**Instruction**
Report how many lines contain "this". Give the number and nothing else.

(Saved entries)
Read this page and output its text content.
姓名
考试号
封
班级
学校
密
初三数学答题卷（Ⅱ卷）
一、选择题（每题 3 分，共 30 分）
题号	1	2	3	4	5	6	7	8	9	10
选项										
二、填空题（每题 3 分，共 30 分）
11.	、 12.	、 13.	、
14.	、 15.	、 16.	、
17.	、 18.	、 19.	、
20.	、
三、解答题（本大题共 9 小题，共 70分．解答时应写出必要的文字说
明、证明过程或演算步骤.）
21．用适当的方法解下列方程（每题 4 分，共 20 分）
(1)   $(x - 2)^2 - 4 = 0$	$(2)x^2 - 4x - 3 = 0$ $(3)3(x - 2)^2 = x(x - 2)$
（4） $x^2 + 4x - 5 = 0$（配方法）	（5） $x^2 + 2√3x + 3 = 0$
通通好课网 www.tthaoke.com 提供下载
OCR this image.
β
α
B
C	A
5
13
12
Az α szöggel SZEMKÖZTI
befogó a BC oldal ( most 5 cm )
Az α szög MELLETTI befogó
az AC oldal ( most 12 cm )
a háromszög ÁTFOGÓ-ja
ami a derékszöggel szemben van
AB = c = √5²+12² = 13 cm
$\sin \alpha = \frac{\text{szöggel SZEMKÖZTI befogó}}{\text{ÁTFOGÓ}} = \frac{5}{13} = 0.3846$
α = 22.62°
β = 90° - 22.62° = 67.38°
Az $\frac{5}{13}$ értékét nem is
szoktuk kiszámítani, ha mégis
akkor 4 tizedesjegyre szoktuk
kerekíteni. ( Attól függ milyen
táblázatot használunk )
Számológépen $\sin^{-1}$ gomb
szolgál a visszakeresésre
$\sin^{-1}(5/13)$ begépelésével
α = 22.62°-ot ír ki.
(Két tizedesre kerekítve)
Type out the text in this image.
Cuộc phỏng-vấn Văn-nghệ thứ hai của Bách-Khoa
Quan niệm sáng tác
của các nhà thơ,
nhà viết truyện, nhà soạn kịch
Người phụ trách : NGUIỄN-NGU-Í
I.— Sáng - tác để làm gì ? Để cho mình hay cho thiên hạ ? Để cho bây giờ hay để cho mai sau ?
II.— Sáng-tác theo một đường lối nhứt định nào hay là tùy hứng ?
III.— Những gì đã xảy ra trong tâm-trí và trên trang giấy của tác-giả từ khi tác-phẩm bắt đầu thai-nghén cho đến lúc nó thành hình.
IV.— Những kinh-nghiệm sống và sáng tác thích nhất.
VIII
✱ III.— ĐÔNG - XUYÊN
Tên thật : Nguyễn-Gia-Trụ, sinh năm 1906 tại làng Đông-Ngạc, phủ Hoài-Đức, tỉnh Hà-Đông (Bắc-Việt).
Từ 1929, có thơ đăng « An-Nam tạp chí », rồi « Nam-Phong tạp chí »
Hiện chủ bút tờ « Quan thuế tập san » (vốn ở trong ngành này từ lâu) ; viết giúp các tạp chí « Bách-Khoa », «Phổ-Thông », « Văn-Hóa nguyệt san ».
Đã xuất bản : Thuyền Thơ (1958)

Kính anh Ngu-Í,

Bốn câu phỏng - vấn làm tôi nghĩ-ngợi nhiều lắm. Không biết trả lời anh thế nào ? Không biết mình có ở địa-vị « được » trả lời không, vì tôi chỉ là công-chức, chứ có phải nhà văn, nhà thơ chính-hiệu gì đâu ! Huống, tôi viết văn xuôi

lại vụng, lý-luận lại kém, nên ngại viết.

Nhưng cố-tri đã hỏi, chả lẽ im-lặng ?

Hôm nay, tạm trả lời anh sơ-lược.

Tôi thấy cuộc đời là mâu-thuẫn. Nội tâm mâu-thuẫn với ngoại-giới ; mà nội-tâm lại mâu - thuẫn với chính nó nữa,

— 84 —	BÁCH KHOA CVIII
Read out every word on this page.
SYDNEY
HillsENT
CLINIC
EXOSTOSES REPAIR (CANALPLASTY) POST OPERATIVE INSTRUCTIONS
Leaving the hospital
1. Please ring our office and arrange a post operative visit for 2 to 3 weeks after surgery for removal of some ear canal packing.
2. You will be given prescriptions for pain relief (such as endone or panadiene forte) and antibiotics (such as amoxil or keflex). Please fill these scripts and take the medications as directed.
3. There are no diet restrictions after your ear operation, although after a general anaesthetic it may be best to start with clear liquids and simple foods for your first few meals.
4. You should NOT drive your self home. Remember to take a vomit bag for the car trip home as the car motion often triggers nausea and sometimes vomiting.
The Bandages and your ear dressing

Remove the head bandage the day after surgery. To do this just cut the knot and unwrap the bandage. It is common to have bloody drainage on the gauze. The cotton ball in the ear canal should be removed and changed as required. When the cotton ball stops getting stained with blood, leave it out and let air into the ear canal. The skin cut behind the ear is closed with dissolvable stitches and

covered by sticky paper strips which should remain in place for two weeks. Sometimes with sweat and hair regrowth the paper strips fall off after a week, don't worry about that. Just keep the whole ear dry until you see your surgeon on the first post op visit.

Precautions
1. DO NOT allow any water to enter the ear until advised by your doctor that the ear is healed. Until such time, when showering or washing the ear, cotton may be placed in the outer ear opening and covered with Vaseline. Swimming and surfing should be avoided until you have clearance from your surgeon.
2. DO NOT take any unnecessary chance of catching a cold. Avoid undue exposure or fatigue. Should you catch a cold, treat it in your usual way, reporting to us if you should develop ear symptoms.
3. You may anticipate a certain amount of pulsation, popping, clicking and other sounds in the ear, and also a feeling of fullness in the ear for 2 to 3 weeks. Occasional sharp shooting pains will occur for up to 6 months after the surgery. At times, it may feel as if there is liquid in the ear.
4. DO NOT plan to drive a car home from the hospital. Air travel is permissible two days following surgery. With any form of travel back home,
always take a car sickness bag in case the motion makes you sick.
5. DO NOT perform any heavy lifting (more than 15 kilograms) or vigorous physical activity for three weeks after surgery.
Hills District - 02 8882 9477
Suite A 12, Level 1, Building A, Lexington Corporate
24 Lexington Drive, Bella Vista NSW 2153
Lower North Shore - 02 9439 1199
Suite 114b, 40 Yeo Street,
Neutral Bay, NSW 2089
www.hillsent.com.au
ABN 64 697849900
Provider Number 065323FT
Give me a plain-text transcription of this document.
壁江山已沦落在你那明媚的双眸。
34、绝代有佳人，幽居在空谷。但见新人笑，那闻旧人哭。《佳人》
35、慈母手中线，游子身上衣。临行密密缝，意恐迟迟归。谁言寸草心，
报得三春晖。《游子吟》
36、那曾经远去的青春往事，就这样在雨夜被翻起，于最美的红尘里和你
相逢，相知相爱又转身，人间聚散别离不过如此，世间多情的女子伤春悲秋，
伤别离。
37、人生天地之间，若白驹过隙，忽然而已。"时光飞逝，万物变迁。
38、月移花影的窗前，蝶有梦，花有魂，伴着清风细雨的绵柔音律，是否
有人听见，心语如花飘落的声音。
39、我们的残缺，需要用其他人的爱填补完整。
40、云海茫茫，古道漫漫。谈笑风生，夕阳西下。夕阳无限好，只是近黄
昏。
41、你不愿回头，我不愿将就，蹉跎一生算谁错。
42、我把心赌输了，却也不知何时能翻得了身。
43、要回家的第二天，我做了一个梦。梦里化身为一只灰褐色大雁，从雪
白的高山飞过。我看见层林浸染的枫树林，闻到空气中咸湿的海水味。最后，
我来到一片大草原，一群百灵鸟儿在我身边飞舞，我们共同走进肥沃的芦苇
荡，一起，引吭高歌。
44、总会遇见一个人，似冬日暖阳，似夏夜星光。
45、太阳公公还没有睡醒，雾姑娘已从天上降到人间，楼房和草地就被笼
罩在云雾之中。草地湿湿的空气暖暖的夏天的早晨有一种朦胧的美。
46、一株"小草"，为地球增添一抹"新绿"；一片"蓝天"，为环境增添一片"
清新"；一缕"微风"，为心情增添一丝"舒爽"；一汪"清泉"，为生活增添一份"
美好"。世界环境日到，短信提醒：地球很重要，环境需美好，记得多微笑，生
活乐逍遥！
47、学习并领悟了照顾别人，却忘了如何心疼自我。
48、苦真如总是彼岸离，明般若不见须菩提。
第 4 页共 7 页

**Final result**
6